▸ **Figure contents as structured data**:
┄┄┄┄┄┄
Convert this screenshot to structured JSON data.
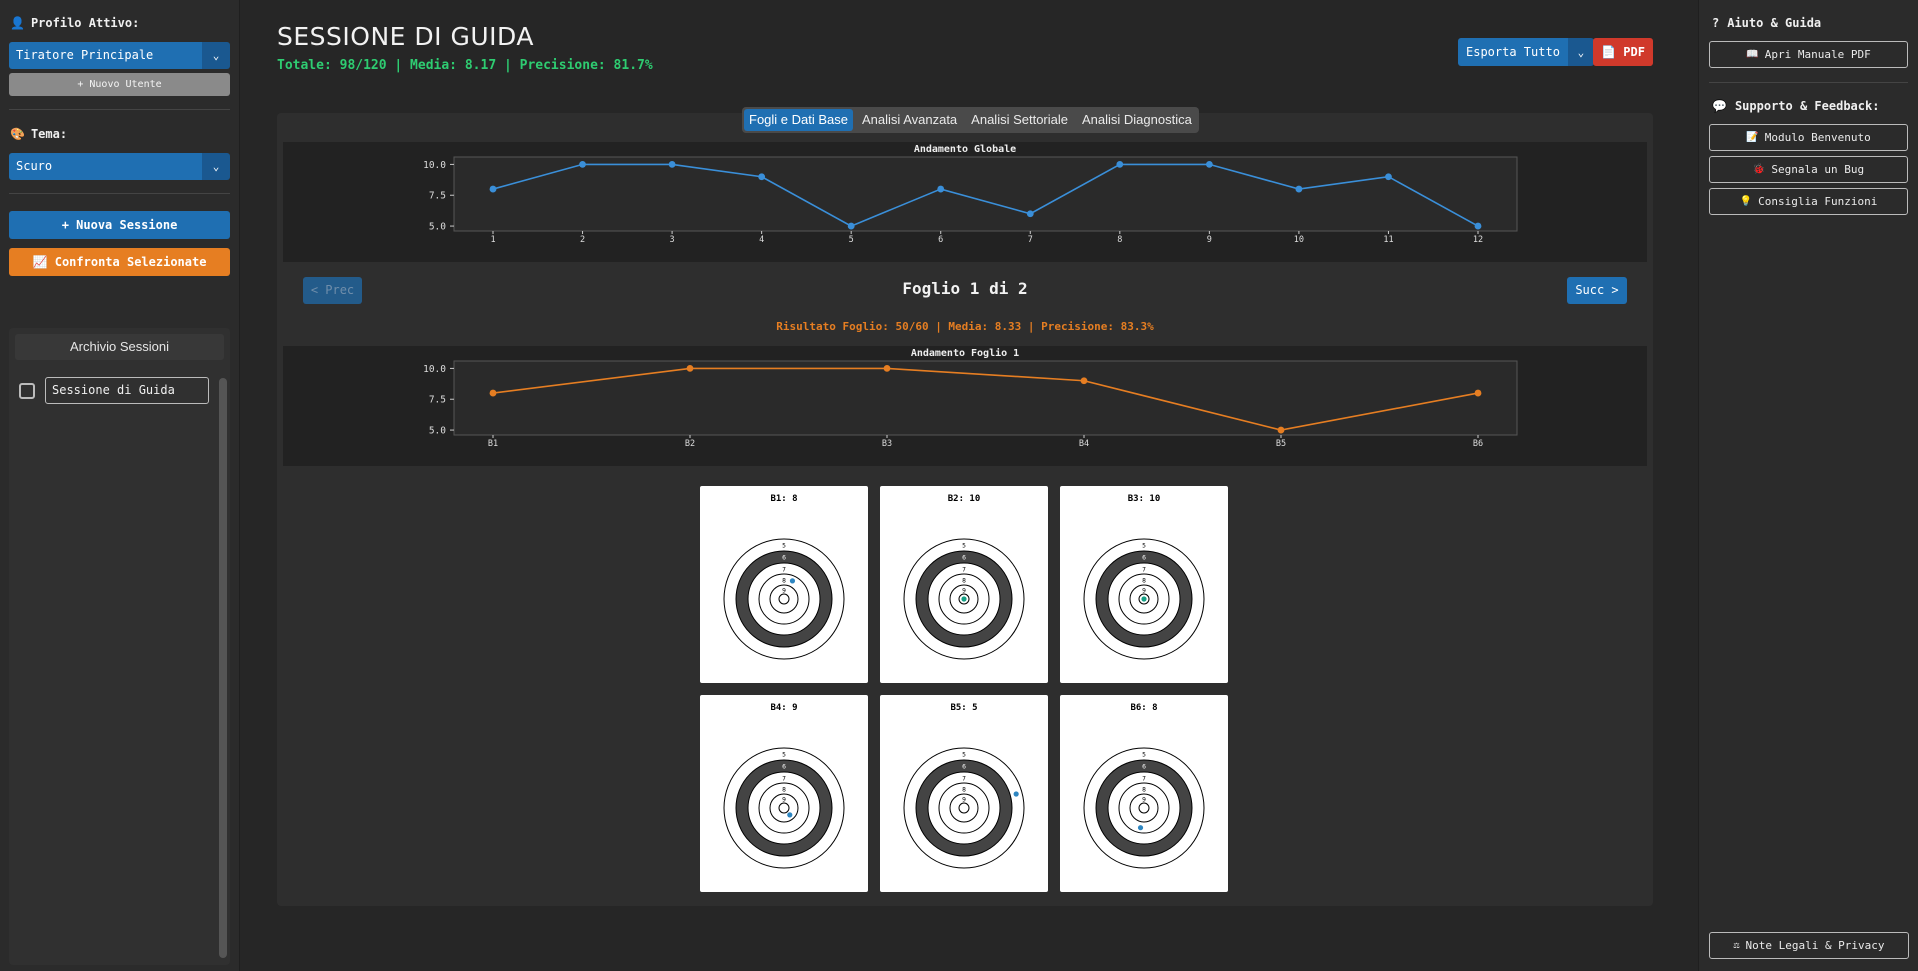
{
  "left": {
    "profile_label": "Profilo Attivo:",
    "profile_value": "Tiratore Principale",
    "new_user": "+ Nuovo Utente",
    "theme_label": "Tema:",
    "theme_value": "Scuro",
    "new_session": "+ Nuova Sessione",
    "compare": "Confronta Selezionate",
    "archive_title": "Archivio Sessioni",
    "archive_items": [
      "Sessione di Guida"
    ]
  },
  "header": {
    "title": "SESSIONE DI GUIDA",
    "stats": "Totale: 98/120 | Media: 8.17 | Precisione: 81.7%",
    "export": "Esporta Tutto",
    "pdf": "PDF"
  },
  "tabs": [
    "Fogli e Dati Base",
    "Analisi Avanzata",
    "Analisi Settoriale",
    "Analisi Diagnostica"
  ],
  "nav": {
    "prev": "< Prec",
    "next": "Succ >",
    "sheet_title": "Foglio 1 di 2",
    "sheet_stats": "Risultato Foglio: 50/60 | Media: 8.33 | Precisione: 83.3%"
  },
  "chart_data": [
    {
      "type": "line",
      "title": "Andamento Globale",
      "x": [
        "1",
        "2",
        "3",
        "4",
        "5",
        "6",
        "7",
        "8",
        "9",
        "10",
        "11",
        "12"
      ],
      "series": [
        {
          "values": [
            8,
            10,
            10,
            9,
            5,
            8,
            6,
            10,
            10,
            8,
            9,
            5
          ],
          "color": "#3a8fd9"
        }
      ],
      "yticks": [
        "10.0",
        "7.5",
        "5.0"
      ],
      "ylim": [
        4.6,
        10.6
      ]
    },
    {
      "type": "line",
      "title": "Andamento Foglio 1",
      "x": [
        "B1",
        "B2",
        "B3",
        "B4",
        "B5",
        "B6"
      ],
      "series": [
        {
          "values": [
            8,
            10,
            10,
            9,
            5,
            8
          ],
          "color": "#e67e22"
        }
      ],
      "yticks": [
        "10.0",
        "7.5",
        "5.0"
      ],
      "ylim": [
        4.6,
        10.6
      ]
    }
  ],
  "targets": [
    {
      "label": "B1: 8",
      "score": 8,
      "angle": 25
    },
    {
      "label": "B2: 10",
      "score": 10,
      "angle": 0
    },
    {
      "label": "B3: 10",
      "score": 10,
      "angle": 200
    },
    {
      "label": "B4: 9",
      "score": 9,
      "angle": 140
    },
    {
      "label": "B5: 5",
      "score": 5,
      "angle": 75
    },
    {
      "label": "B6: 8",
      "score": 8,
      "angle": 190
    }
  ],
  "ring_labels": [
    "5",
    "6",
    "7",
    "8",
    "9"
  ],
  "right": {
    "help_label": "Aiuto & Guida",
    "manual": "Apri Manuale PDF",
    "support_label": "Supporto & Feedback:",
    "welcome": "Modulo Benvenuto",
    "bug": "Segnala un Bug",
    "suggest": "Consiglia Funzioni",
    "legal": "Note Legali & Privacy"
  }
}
┄┄┄┄┄┄
▸ **To be done**: Retype each entry precisely. Skip images entirely.

▸ **Reply**:
Convert this screenshot to structured JSON data.
{
  "left": {
    "profile_label": "Profilo Attivo:",
    "profile_value": "Tiratore Principale",
    "new_user": "+ Nuovo Utente",
    "theme_label": "Tema:",
    "theme_value": "Scuro",
    "new_session": "+ Nuova Sessione",
    "compare": "Confronta Selezionate",
    "archive_title": "Archivio Sessioni",
    "archive_items": [
      "Sessione di Guida"
    ]
  },
  "header": {
    "title": "SESSIONE DI GUIDA",
    "stats": "Totale: 98/120 | Media: 8.17 | Precisione: 81.7%",
    "export": "Esporta Tutto",
    "pdf": "PDF"
  },
  "tabs": [
    "Fogli e Dati Base",
    "Analisi Avanzata",
    "Analisi Settoriale",
    "Analisi Diagnostica"
  ],
  "nav": {
    "prev": "< Prec",
    "next": "Succ >",
    "sheet_title": "Foglio 1 di 2",
    "sheet_stats": "Risultato Foglio: 50/60 | Media: 8.33 | Precisione: 83.3%"
  },
  "chart_data": [
    {
      "type": "line",
      "title": "Andamento Globale",
      "x": [
        "1",
        "2",
        "3",
        "4",
        "5",
        "6",
        "7",
        "8",
        "9",
        "10",
        "11",
        "12"
      ],
      "series": [
        {
          "values": [
            8,
            10,
            10,
            9,
            5,
            8,
            6,
            10,
            10,
            8,
            9,
            5
          ],
          "color": "#3a8fd9"
        }
      ],
      "yticks": [
        "10.0",
        "7.5",
        "5.0"
      ],
      "ylim": [
        4.6,
        10.6
      ]
    },
    {
      "type": "line",
      "title": "Andamento Foglio 1",
      "x": [
        "B1",
        "B2",
        "B3",
        "B4",
        "B5",
        "B6"
      ],
      "series": [
        {
          "values": [
            8,
            10,
            10,
            9,
            5,
            8
          ],
          "color": "#e67e22"
        }
      ],
      "yticks": [
        "10.0",
        "7.5",
        "5.0"
      ],
      "ylim": [
        4.6,
        10.6
      ]
    }
  ],
  "targets": [
    {
      "label": "B1: 8",
      "score": 8,
      "angle": 25
    },
    {
      "label": "B2: 10",
      "score": 10,
      "angle": 0
    },
    {
      "label": "B3: 10",
      "score": 10,
      "angle": 200
    },
    {
      "label": "B4: 9",
      "score": 9,
      "angle": 140
    },
    {
      "label": "B5: 5",
      "score": 5,
      "angle": 75
    },
    {
      "label": "B6: 8",
      "score": 8,
      "angle": 190
    }
  ],
  "ring_labels": [
    "5",
    "6",
    "7",
    "8",
    "9"
  ],
  "right": {
    "help_label": "Aiuto & Guida",
    "manual": "Apri Manuale PDF",
    "support_label": "Supporto & Feedback:",
    "welcome": "Modulo Benvenuto",
    "bug": "Segnala un Bug",
    "suggest": "Consiglia Funzioni",
    "legal": "Note Legali & Privacy"
  }
}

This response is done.